• **WHAT TO WORK ON**:
Look for the word "value" in the entries below, then copy every line that has it.
··· MATERIAL PROVIDED
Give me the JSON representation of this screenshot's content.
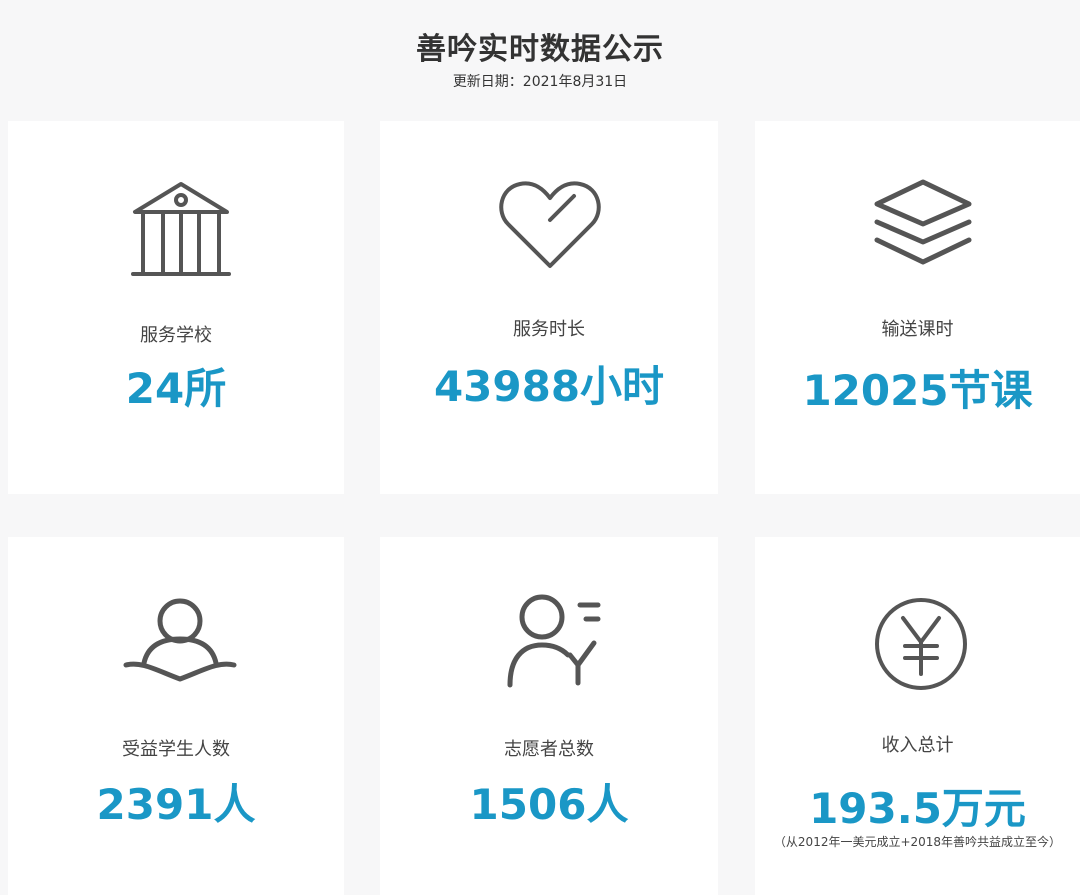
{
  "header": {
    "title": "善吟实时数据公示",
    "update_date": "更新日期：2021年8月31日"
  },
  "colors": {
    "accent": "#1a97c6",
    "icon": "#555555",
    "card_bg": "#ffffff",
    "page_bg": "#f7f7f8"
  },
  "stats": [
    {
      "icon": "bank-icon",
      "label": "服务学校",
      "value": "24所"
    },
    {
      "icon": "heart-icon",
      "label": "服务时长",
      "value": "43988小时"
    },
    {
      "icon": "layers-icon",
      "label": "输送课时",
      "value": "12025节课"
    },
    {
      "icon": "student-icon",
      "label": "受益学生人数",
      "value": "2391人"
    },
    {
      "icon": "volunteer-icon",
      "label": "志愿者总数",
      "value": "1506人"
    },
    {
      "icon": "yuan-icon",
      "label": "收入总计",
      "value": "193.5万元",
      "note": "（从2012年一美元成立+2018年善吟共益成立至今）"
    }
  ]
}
······
• **ANSWER BELOW**:
      "value": "24所"
      "value": "43988小时"
      "value": "12025节课"
      "value": "2391人"
      "value": "1506人"
      "value": "193.5万元",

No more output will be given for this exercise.